** START OF Material for the task **

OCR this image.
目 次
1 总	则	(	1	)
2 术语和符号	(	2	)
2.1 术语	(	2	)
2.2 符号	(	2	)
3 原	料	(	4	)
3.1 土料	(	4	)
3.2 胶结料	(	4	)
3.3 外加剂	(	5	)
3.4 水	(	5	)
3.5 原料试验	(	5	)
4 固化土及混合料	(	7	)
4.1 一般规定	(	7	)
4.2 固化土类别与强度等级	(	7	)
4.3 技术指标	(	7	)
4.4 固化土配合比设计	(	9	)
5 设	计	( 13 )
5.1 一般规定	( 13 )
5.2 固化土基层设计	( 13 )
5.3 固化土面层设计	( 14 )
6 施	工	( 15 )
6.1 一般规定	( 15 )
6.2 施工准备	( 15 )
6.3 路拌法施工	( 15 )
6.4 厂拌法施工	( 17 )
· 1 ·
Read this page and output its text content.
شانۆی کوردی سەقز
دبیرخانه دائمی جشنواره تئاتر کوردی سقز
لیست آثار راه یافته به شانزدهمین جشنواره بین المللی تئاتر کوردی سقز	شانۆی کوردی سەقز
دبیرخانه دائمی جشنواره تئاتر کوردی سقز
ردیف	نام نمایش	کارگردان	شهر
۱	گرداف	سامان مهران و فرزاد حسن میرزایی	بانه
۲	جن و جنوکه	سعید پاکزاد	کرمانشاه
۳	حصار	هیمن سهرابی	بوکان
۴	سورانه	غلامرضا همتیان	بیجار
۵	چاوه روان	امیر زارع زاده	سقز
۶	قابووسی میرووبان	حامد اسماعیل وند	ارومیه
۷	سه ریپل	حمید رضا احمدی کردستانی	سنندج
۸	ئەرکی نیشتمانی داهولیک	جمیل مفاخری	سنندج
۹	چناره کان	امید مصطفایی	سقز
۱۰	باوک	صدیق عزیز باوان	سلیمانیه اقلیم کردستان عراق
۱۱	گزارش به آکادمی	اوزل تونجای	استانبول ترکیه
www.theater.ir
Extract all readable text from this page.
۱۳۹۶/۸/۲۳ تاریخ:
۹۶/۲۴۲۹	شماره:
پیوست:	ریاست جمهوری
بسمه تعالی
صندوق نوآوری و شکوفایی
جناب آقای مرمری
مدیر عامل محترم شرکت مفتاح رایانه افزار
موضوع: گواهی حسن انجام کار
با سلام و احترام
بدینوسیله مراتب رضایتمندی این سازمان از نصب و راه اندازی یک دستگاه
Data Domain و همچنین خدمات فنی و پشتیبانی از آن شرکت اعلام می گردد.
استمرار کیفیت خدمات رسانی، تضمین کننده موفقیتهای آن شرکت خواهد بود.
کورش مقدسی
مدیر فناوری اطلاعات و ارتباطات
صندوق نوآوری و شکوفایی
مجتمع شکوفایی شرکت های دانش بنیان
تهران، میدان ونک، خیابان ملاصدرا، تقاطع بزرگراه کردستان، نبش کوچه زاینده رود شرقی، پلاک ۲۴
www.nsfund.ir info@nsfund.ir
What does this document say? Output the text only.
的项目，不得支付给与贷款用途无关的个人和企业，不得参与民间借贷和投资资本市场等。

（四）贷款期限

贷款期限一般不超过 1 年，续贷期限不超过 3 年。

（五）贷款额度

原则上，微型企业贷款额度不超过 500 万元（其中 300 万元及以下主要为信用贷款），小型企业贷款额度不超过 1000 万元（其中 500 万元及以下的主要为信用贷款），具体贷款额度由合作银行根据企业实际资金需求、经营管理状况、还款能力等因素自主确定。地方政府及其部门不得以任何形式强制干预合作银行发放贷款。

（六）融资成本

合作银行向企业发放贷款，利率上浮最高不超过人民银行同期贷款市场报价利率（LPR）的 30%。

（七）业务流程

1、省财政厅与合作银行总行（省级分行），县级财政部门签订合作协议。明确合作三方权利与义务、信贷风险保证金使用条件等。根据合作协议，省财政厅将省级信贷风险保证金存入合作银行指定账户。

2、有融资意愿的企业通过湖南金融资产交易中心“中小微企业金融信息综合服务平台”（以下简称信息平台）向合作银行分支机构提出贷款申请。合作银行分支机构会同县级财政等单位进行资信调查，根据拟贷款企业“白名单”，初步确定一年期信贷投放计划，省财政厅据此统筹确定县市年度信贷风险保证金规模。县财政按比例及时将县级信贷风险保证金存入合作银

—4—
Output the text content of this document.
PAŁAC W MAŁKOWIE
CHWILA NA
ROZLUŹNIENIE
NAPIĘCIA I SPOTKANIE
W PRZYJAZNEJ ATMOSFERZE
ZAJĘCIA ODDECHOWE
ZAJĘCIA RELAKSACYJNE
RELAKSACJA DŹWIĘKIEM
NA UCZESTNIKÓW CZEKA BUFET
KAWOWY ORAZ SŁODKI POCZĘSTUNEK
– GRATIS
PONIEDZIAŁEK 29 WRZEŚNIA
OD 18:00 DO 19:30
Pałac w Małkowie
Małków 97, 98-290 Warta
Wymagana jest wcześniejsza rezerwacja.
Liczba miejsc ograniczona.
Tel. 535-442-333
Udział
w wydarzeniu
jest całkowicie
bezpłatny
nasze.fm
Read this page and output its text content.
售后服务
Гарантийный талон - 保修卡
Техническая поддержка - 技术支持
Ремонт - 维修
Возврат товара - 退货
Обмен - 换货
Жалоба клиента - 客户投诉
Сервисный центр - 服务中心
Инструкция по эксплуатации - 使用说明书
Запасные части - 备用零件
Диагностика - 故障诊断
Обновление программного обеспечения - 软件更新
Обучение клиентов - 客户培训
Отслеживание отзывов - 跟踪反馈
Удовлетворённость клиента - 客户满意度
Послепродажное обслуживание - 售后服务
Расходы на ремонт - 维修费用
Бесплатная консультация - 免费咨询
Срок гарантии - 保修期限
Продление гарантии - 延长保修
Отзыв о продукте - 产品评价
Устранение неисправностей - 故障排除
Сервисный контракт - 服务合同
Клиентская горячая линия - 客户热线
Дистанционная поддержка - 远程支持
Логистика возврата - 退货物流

** END OF Material for the task **

What you are asked to do: Transcribe every entry word for word.

Reply to the exercise:
OCR this image.
目 次
1 总	则	(	1	)
2 术语和符号	(	2	)
2.1 术语	(	2	)
2.2 符号	(	2	)
3 原	料	(	4	)
3.1 土料	(	4	)
3.2 胶结料	(	4	)
3.3 外加剂	(	5	)
3.4 水	(	5	)
3.5 原料试验	(	5	)
4 固化土及混合料	(	7	)
4.1 一般规定	(	7	)
4.2 固化土类别与强度等级	(	7	)
4.3 技术指标	(	7	)
4.4 固化土配合比设计	(	9	)
5 设	计	( 13 )
5.1 一般规定	( 13 )
5.2 固化土基层设计	( 13 )
5.3 固化土面层设计	( 14 )
6 施	工	( 15 )
6.1 一般规定	( 15 )
6.2 施工准备	( 15 )
6.3 路拌法施工	( 15 )
6.4 厂拌法施工	( 17 )
· 1 ·
Read this page and output its text content.
شانۆی کوردی سەقز
دبیرخانه دائمی جشنواره تئاتر کوردی سقز
لیست آثار راه یافته به شانزدهمین جشنواره بین المللی تئاتر کوردی سقز	شانۆی کوردی سەقز
دبیرخانه دائمی جشنواره تئاتر کوردی سقز
ردیف	نام نمایش	کارگردان	شهر
۱	گرداف	سامان مهران و فرزاد حسن میرزایی	بانه
۲	جن و جنوکه	سعید پاکزاد	کرمانشاه
۳	حصار	هیمن سهرابی	بوکان
۴	سورانه	غلامرضا همتیان	بیجار
۵	چاوه روان	امیر زارع زاده	سقز
۶	قابووسی میرووبان	حامد اسماعیل وند	ارومیه
۷	سه ریپل	حمید رضا احمدی کردستانی	سنندج
۸	ئەرکی نیشتمانی داهولیک	جمیل مفاخری	سنندج
۹	چناره کان	امید مصطفایی	سقز
۱۰	باوک	صدیق عزیز باوان	سلیمانیه اقلیم کردستان عراق
۱۱	گزارش به آکادمی	اوزل تونجای	استانبول ترکیه
www.theater.ir
Extract all readable text from this page.
۱۳۹۶/۸/۲۳ تاریخ:
۹۶/۲۴۲۹	شماره:
پیوست:	ریاست جمهوری
بسمه تعالی
صندوق نوآوری و شکوفایی
جناب آقای مرمری
مدیر عامل محترم شرکت مفتاح رایانه افزار
موضوع: گواهی حسن انجام کار
با سلام و احترام
بدینوسیله مراتب رضایتمندی این سازمان از نصب و راه اندازی یک دستگاه
Data Domain و همچنین خدمات فنی و پشتیبانی از آن شرکت اعلام می گردد.
استمرار کیفیت خدمات رسانی، تضمین کننده موفقیتهای آن شرکت خواهد بود.
کورش مقدسی
مدیر فناوری اطلاعات و ارتباطات
صندوق نوآوری و شکوفایی
مجتمع شکوفایی شرکت های دانش بنیان
تهران، میدان ونک، خیابان ملاصدرا، تقاطع بزرگراه کردستان، نبش کوچه زاینده رود شرقی، پلاک ۲۴
www.nsfund.ir info@nsfund.ir
What does this document say? Output the text only.
的项目，不得支付给与贷款用途无关的个人和企业，不得参与民间借贷和投资资本市场等。

（四）贷款期限

贷款期限一般不超过 1 年，续贷期限不超过 3 年。

（五）贷款额度

原则上，微型企业贷款额度不超过 500 万元（其中 300 万元及以下主要为信用贷款），小型企业贷款额度不超过 1000 万元（其中 500 万元及以下的主要为信用贷款），具体贷款额度由合作银行根据企业实际资金需求、经营管理状况、还款能力等因素自主确定。地方政府及其部门不得以任何形式强制干预合作银行发放贷款。

（六）融资成本

合作银行向企业发放贷款，利率上浮最高不超过人民银行同期贷款市场报价利率（LPR）的 30%。

（七）业务流程

1、省财政厅与合作银行总行（省级分行），县级财政部门签订合作协议。明确合作三方权利与义务、信贷风险保证金使用条件等。根据合作协议，省财政厅将省级信贷风险保证金存入合作银行指定账户。

2、有融资意愿的企业通过湖南金融资产交易中心“中小微企业金融信息综合服务平台”（以下简称信息平台）向合作银行分支机构提出贷款申请。合作银行分支机构会同县级财政等单位进行资信调查，根据拟贷款企业“白名单”，初步确定一年期信贷投放计划，省财政厅据此统筹确定县市年度信贷风险保证金规模。县财政按比例及时将县级信贷风险保证金存入合作银

—4—
Output the text content of this document.
PAŁAC W MAŁKOWIE
CHWILA NA
ROZLUŹNIENIE
NAPIĘCIA I SPOTKANIE
W PRZYJAZNEJ ATMOSFERZE
ZAJĘCIA ODDECHOWE
ZAJĘCIA RELAKSACYJNE
RELAKSACJA DŹWIĘKIEM
NA UCZESTNIKÓW CZEKA BUFET
KAWOWY ORAZ SŁODKI POCZĘSTUNEK
– GRATIS
PONIEDZIAŁEK 29 WRZEŚNIA
OD 18:00 DO 19:30
Pałac w Małkowie
Małków 97, 98-290 Warta
Wymagana jest wcześniejsza rezerwacja.
Liczba miejsc ograniczona.
Tel. 535-442-333
Udział
w wydarzeniu
jest całkowicie
bezpłatny
nasze.fm
Read this page and output its text content.
售后服务
Гарантийный талон - 保修卡
Техническая поддержка - 技术支持
Ремонт - 维修
Возврат товара - 退货
Обмен - 换货
Жалоба клиента - 客户投诉
Сервисный центр - 服务中心
Инструкция по эксплуатации - 使用说明书
Запасные части - 备用零件
Диагностика - 故障诊断
Обновление программного обеспечения - 软件更新
Обучение клиентов - 客户培训
Отслеживание отзывов - 跟踪反馈
Удовлетворённость клиента - 客户满意度
Послепродажное обслуживание - 售后服务
Расходы на ремонт - 维修费用
Бесплатная консультация - 免费咨询
Срок гарантии - 保修期限
Продление гарантии - 延长保修
Отзыв о продукте - 产品评价
Устранение неисправностей - 故障排除
Сервисный контракт - 服务合同
Клиентская горячая линия - 客户热线
Дистанционная поддержка - 远程支持
Логистика возврата - 退货物流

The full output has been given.